* **THE EXERCISE**: Switch "meridional" to "longitudinal" in the rows from the start of the records through the line with "The lens L7 is at (330, 386).", leaving everything else unchanged. Give only those rows, without the pictures.
━━━━
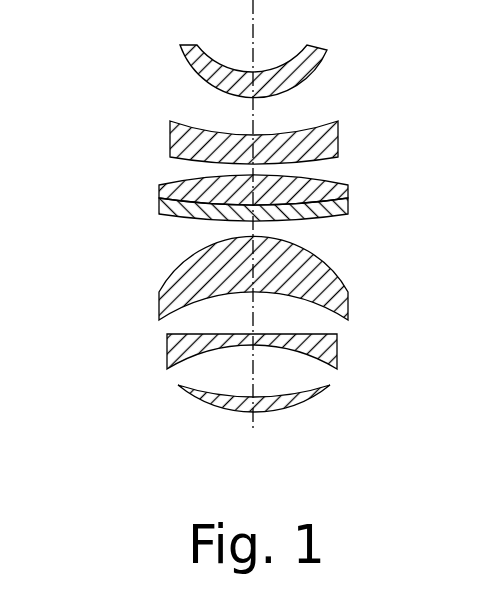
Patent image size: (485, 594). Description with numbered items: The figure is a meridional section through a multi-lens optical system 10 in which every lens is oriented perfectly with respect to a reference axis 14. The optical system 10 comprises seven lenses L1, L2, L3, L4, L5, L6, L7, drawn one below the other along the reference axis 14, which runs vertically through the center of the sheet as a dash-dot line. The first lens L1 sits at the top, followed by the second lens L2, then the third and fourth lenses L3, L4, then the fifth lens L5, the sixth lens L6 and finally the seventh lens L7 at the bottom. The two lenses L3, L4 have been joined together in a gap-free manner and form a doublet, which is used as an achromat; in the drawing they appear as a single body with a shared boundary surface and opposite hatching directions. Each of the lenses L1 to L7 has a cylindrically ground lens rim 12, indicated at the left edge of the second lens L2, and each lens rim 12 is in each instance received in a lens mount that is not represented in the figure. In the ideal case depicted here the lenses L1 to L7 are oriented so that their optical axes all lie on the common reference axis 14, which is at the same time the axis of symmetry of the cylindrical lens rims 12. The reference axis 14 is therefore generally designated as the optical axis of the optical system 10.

The optical system 10 is at (236, 228).
The lens rim 12 is at (254, 141).
The reference axis 14 is at (253, 30).
The lens L1 is at (307, 77).
The lens L2 is at (338, 138).
The lens L3 is at (348, 193).
The lens L4 is at (348, 213).
The lens L5 is at (348, 302).
The lens L6 is at (337, 347).
The lens L7 is at (330, 386).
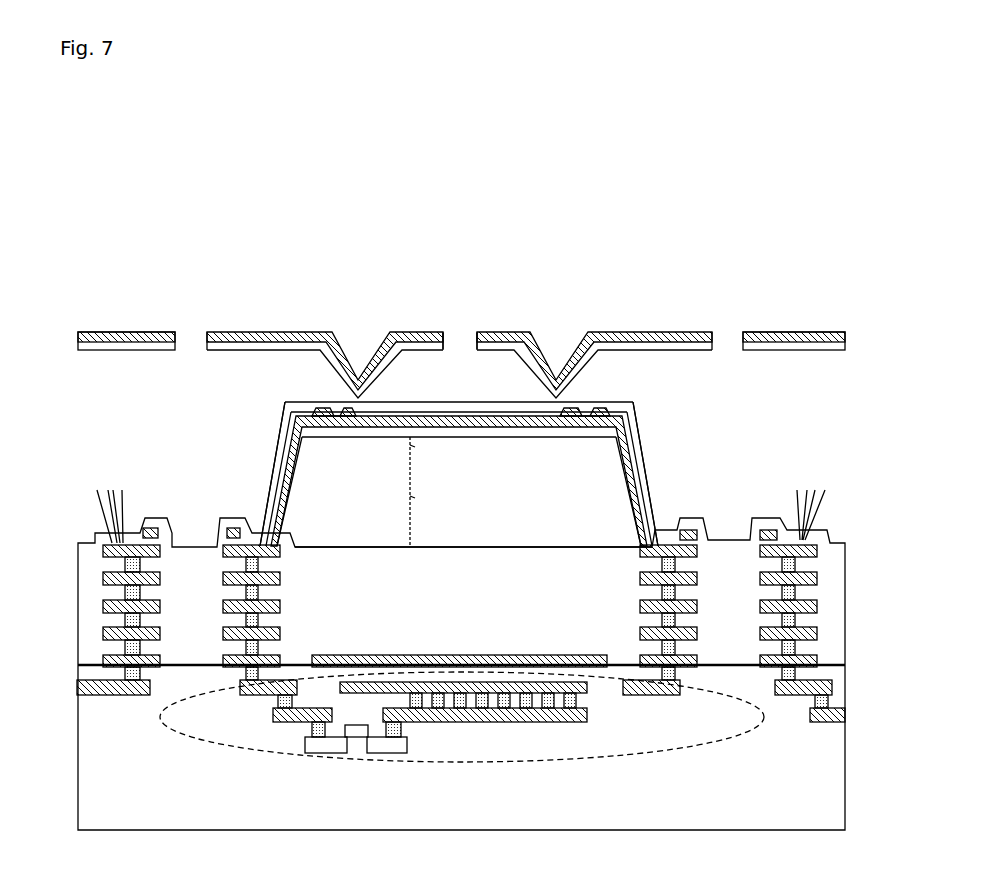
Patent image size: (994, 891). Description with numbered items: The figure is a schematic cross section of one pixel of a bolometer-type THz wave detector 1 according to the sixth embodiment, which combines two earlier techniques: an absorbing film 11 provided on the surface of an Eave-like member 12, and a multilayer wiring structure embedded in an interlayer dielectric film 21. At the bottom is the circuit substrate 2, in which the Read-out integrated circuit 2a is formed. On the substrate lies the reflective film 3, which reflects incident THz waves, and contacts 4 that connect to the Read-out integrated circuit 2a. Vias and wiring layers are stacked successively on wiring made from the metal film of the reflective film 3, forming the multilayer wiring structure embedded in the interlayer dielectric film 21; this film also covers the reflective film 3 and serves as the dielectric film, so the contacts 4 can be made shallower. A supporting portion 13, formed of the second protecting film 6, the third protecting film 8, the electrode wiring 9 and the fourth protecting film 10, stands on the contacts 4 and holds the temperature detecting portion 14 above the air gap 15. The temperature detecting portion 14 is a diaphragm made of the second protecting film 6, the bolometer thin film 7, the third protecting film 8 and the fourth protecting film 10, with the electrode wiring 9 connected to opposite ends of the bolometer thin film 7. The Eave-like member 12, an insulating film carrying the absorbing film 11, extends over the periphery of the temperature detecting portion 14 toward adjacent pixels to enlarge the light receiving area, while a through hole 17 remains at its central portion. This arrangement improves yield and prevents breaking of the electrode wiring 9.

The bolometer-type THz wave detector 1 is at (680, 138).
The circuit substrate 2 is at (175, 757).
The Read-out integrated circuit 2a is at (380, 757).
The reflective film 3 is at (537, 657).
The contacts 4 is at (228, 525).
The second protecting film 6 is at (632, 406).
The bolometer thin film 7 is at (520, 410).
The third protecting film 8 is at (478, 418).
The electrode wiring 9 is at (273, 447).
The fourth protecting film 10 is at (462, 408).
The absorbing film 11 is at (430, 340).
The Eave-like member 12 is at (268, 332).
The supporting portion 13 is at (655, 455).
The temperature detecting portion 14 is at (388, 352).
The air gap 15 is at (435, 491).
The through hole 17 is at (462, 330).
The interlayer dielectric film 21 is at (527, 605).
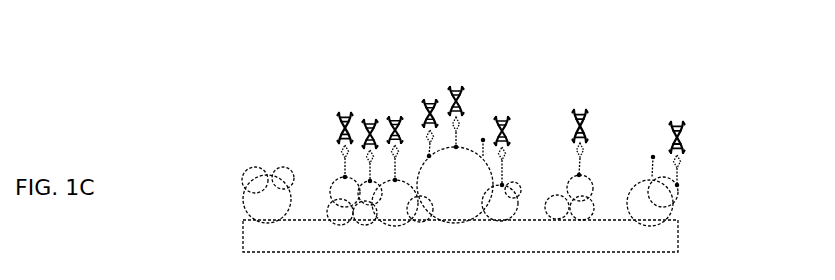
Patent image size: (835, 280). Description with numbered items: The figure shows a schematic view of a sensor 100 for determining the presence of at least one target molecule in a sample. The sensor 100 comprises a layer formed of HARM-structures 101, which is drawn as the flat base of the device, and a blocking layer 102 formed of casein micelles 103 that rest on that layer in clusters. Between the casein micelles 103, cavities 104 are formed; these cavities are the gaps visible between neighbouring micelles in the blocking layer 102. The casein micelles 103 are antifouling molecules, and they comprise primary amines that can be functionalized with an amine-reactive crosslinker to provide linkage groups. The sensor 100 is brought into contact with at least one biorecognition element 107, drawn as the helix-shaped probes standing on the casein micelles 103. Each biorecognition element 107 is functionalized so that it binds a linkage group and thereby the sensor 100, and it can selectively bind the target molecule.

The sensor 100 is at (697, 82).
The layer formed of HARM-structures 101 is at (460, 236).
The blocking layer 102 is at (230, 157).
The casein micelles 103 is at (283, 167).
The cavities 104 is at (300, 217).
The biorecognition element 107 is at (500, 118).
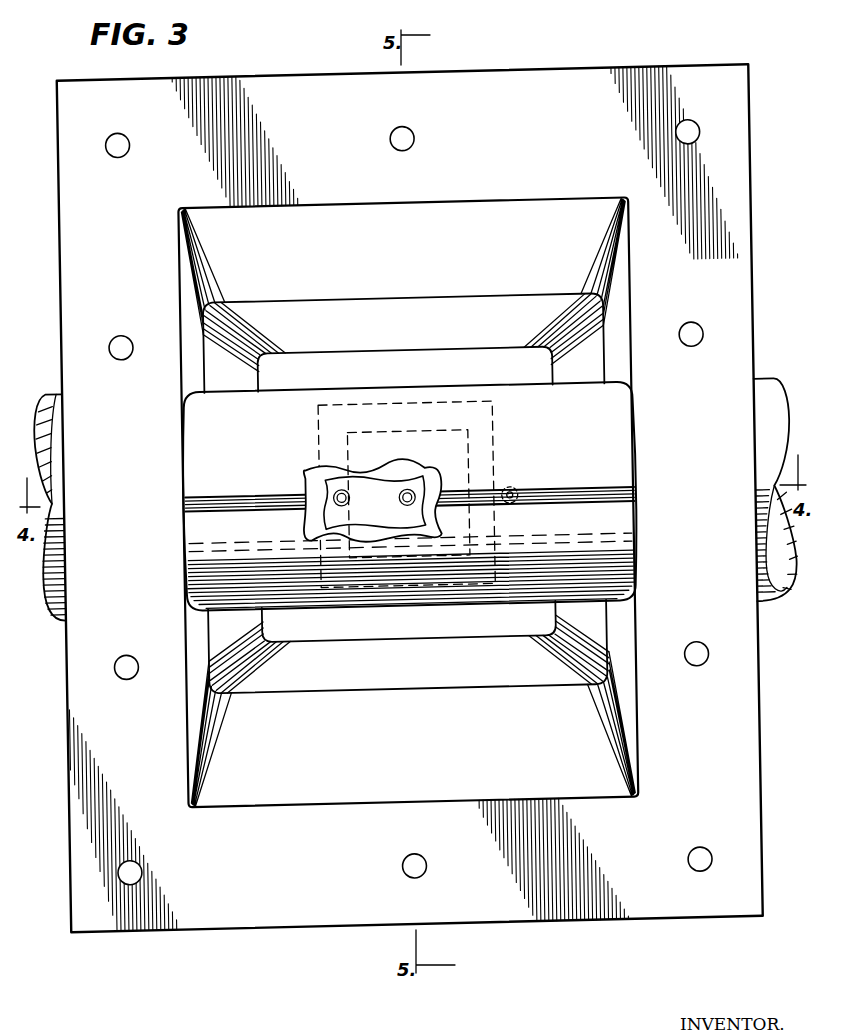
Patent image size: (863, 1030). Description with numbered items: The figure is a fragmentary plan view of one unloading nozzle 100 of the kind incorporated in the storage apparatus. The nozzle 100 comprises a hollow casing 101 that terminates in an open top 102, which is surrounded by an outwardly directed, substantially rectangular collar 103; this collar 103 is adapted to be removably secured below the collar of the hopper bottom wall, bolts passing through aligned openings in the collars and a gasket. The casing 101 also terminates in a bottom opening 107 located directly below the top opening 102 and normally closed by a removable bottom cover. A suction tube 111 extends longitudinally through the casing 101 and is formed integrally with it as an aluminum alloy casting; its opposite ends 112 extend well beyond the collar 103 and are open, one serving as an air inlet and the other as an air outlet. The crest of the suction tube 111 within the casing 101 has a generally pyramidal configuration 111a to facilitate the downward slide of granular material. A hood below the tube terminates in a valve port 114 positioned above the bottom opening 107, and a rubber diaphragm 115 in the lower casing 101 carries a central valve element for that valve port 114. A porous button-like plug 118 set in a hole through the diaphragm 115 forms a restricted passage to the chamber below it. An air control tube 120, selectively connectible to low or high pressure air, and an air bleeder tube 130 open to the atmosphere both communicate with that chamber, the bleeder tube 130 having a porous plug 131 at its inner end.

The nozzle 100 is at (413, 522).
The hollow casing 101 is at (305, 799).
The open top 102 is at (462, 203).
The rectangular collar 103 is at (548, 71).
The bottom opening 107 is at (418, 352).
The suction tube 111 is at (213, 572).
The pyramidal crest 111a is at (227, 500).
The opposite ends 112 is at (55, 400).
The valve port 114 is at (470, 520).
The diaphragm 115 is at (301, 520).
The button-like plug 118 is at (542, 487).
The air control tube 120 is at (347, 498).
The air bleeder tube 130 is at (404, 503).
The porous plug 131 is at (410, 491).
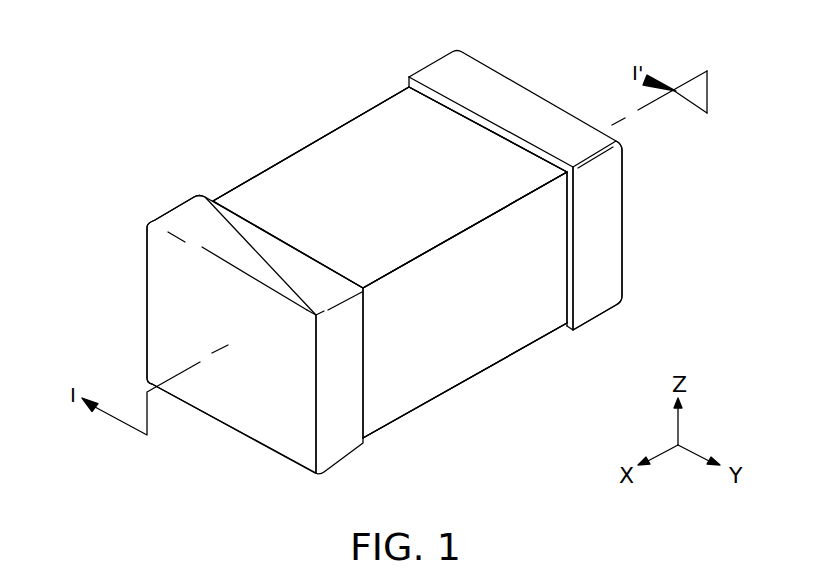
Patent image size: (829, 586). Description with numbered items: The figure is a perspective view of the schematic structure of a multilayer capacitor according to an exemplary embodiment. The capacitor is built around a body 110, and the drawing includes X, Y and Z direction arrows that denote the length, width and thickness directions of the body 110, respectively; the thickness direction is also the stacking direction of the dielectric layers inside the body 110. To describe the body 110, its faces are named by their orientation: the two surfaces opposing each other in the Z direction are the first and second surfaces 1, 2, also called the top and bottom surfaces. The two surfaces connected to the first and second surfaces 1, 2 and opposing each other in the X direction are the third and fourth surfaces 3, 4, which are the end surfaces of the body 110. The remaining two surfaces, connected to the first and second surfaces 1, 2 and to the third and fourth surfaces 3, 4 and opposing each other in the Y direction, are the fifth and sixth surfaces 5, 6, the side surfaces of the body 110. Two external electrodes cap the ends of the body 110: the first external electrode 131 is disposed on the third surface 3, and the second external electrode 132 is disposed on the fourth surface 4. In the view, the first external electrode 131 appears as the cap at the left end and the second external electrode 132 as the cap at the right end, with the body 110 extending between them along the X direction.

The first surface 1 is at (403, 388).
The second surface 2 is at (272, 163).
The third surface 3 is at (254, 395).
The fourth surface 4 is at (606, 230).
The fifth surface 5 is at (455, 358).
The sixth surface 6 is at (362, 145).
The body 110 is at (317, 158).
The first external electrode 131 is at (176, 204).
The second external electrode 132 is at (513, 78).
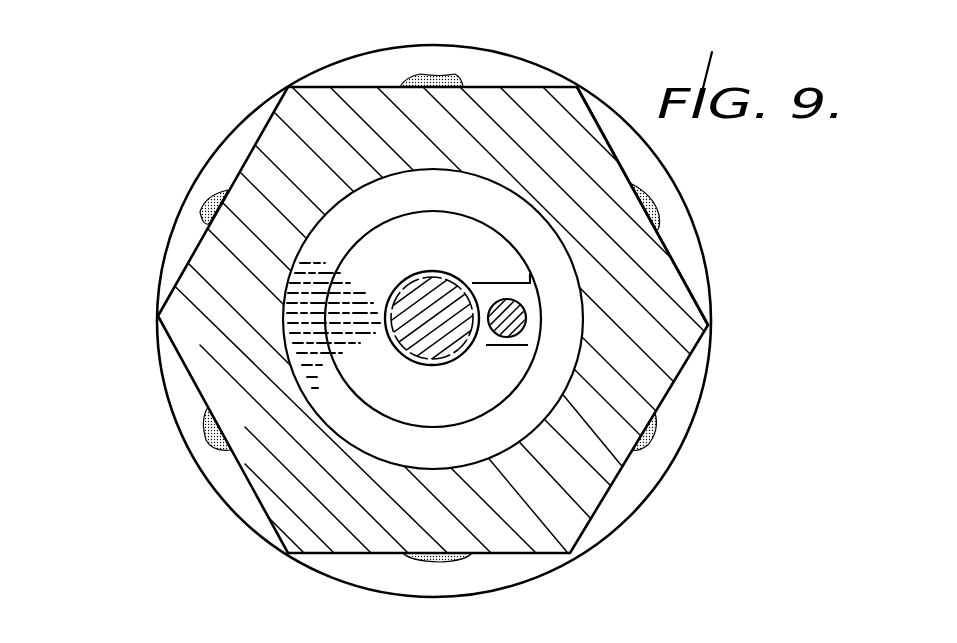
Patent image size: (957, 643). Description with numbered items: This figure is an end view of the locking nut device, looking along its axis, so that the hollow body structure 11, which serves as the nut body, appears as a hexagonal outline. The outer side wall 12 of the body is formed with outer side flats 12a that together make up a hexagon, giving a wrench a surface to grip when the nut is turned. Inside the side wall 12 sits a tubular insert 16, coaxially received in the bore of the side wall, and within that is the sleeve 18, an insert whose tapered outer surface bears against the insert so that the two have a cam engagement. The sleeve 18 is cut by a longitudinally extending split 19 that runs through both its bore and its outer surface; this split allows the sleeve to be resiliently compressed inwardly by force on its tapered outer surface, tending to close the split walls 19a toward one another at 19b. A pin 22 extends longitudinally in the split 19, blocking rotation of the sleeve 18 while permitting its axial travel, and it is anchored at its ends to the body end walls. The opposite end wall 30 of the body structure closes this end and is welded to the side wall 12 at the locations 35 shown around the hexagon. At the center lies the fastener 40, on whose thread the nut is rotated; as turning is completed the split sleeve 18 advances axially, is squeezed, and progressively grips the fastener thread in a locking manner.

The hollow body structure 11 is at (190, 262).
The outer side wall 12 is at (285, 473).
The outer side flats 12a is at (677, 265).
The tubular insert 16 is at (280, 362).
The sleeve 18 is at (345, 248).
The split 19 is at (487, 346).
The split walls 19a is at (489, 285).
The split wall closing location 19b is at (509, 352).
The pin 22 is at (527, 320).
The opposite end wall 30 is at (675, 415).
The weld locations 35 is at (202, 427).
The fastener 40 is at (415, 272).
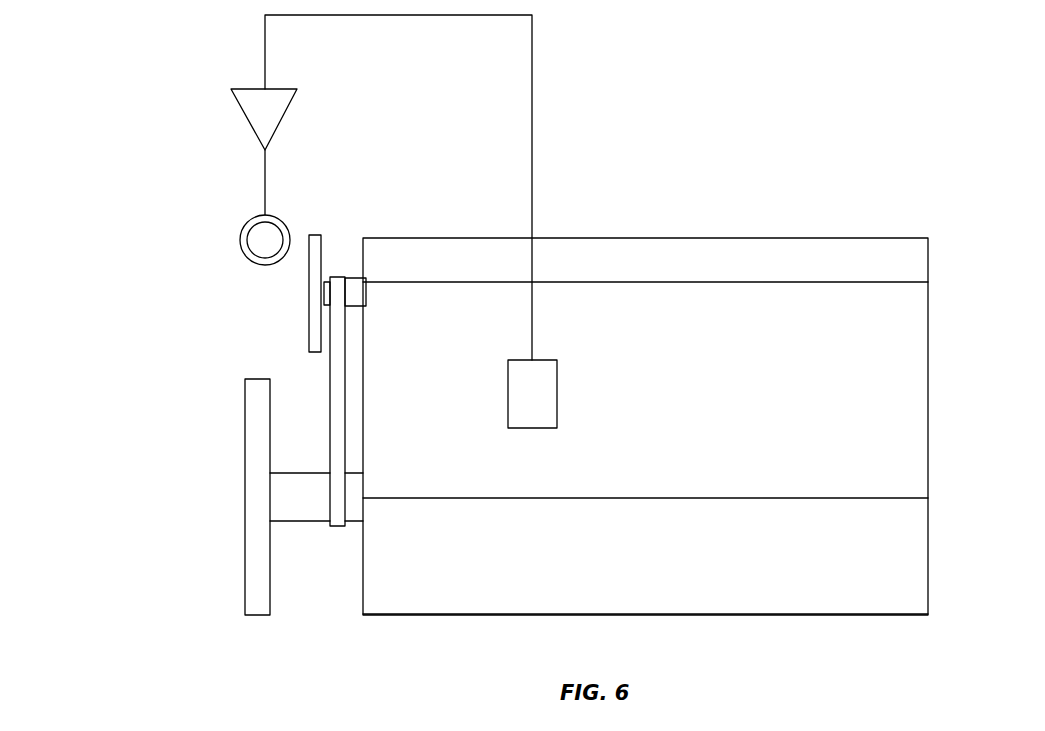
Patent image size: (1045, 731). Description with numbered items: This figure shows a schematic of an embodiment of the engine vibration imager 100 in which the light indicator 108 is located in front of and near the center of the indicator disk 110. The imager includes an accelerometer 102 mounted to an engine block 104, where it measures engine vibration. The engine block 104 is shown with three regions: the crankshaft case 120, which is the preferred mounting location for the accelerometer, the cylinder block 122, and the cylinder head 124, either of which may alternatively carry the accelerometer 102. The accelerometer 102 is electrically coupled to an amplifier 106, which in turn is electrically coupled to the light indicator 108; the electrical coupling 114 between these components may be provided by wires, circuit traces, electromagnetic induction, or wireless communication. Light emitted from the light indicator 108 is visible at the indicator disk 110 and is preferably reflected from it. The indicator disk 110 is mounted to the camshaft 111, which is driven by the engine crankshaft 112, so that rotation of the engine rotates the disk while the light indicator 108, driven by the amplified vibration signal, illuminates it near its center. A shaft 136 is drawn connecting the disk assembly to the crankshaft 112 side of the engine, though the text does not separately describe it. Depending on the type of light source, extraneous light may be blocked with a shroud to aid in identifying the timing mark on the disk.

The engine vibration imager 100 is at (160, 80).
The accelerometer 102 is at (557, 387).
The engine block 104 is at (790, 187).
The amplifier 106 is at (283, 117).
The light indicator 108 is at (240, 230).
The indicator disk 110 is at (323, 245).
The camshaft 111 is at (382, 250).
The engine crankshaft 112 is at (307, 522).
The electrical coupling 114 is at (532, 153).
The crankshaft case 120 is at (645, 586).
The cylinder block 122 is at (645, 468).
The cylinder head 124 is at (645, 269).
The shaft 136 is at (335, 387).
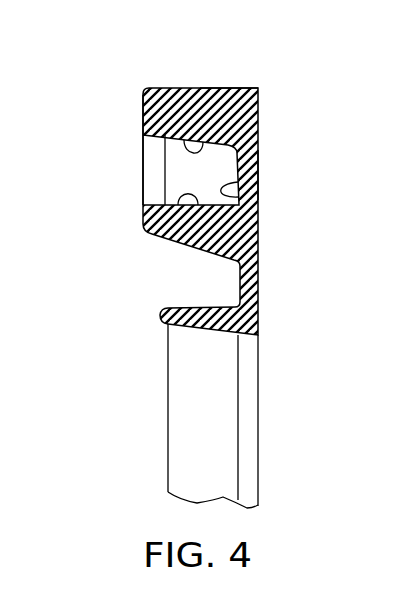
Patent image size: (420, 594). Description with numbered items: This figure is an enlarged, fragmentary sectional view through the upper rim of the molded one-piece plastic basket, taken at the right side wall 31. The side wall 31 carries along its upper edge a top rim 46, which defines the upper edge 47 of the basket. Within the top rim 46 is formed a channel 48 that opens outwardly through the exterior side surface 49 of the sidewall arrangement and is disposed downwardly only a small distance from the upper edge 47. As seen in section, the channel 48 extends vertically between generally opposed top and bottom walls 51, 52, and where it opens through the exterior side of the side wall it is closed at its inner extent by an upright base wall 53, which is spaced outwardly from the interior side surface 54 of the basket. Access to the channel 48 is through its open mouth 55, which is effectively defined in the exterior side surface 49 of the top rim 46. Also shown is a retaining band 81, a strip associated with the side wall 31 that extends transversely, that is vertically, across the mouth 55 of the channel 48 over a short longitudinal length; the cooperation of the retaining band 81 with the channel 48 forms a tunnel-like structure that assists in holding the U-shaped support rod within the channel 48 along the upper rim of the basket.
━━━━
* **RESPONSE**:
Patent image size: (485, 594). Description with numbered items: The figure is a longitudinal section through a multi-lens optical system 10 in which every lens is oriented perfectly with respect to a reference axis 14. The optical system 10 comprises seven lenses L1, L2, L3, L4, L5, L6, L7, drawn one below the other along the reference axis 14, which runs vertically through the center of the sheet as a dash-dot line. The first lens L1 sits at the top, followed by the second lens L2, then the third and fourth lenses L3, L4, then the fifth lens L5, the sixth lens L6 and finally the seventh lens L7 at the bottom. The two lenses L3, L4 have been joined together in a gap-free manner and form a doublet, which is used as an achromat; in the drawing they appear as a single body with a shared boundary surface and opposite hatching directions. Each of the lenses L1 to L7 has a cylindrically ground lens rim 12, indicated at the left edge of the second lens L2, and each lens rim 12 is in each instance received in a lens mount that is not represented in the figure. In the ideal case depicted here the lenses L1 to L7 are oriented so that their optical axes all lie on the common reference axis 14, which is at the same time the axis of symmetry of the cylindrical lens rims 12. The reference axis 14 is therefore generally designated as the optical axis of the optical system 10.

The optical system 10 is at (236, 228).
The lens rim 12 is at (254, 141).
The reference axis 14 is at (253, 30).
The lens L1 is at (307, 77).
The lens L2 is at (338, 138).
The lens L3 is at (348, 193).
The lens L4 is at (348, 213).
The lens L5 is at (348, 302).
The lens L6 is at (337, 347).
The lens L7 is at (330, 386).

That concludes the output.